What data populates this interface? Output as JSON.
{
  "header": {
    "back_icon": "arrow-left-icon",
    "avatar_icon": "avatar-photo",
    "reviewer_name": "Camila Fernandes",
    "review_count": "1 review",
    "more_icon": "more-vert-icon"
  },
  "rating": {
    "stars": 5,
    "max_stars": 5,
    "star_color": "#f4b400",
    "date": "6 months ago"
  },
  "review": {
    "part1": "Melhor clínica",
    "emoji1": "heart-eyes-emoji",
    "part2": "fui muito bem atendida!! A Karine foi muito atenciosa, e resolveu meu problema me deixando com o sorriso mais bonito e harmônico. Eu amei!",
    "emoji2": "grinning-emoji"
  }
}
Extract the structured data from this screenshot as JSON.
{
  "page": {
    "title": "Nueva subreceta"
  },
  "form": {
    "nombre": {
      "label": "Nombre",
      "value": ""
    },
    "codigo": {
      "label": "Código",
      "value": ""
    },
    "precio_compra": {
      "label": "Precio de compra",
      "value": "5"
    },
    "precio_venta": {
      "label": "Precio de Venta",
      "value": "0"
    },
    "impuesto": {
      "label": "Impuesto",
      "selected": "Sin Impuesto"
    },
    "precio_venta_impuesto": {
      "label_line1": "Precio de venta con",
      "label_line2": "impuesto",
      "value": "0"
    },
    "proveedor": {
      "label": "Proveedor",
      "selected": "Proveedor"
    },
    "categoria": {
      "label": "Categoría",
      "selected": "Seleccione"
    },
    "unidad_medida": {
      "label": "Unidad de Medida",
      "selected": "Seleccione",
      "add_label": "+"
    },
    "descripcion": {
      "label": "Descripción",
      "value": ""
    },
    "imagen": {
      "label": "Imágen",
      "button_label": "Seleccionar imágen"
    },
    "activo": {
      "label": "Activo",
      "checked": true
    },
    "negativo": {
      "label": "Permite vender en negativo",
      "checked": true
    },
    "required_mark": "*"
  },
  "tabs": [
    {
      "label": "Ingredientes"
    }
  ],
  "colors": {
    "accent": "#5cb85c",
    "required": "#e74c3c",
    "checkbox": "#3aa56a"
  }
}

──────

REQUIREMENT: Write each line above out exactly.

OUTPUT OF THE TASK:
What data populates this interface? Output as JSON.
{
  "header": {
    "back_icon": "arrow-left-icon",
    "avatar_icon": "avatar-photo",
    "reviewer_name": "Camila Fernandes",
    "review_count": "1 review",
    "more_icon": "more-vert-icon"
  },
  "rating": {
    "stars": 5,
    "max_stars": 5,
    "star_color": "#f4b400",
    "date": "6 months ago"
  },
  "review": {
    "part1": "Melhor clínica",
    "emoji1": "heart-eyes-emoji",
    "part2": "fui muito bem atendida!! A Karine foi muito atenciosa, e resolveu meu problema me deixando com o sorriso mais bonito e harmônico. Eu amei!",
    "emoji2": "grinning-emoji"
  }
}
Extract the structured data from this screenshot as JSON.
{
  "page": {
    "title": "Nueva subreceta"
  },
  "form": {
    "nombre": {
      "label": "Nombre",
      "value": ""
    },
    "codigo": {
      "label": "Código",
      "value": ""
    },
    "precio_compra": {
      "label": "Precio de compra",
      "value": "5"
    },
    "precio_venta": {
      "label": "Precio de Venta",
      "value": "0"
    },
    "impuesto": {
      "label": "Impuesto",
      "selected": "Sin Impuesto"
    },
    "precio_venta_impuesto": {
      "label_line1": "Precio de venta con",
      "label_line2": "impuesto",
      "value": "0"
    },
    "proveedor": {
      "label": "Proveedor",
      "selected": "Proveedor"
    },
    "categoria": {
      "label": "Categoría",
      "selected": "Seleccione"
    },
    "unidad_medida": {
      "label": "Unidad de Medida",
      "selected": "Seleccione",
      "add_label": "+"
    },
    "descripcion": {
      "label": "Descripción",
      "value": ""
    },
    "imagen": {
      "label": "Imágen",
      "button_label": "Seleccionar imágen"
    },
    "activo": {
      "label": "Activo",
      "checked": true
    },
    "negativo": {
      "label": "Permite vender en negativo",
      "checked": true
    },
    "required_mark": "*"
  },
  "tabs": [
    {
      "label": "Ingredientes"
    }
  ],
  "colors": {
    "accent": "#5cb85c",
    "required": "#e74c3c",
    "checkbox": "#3aa56a"
  }
}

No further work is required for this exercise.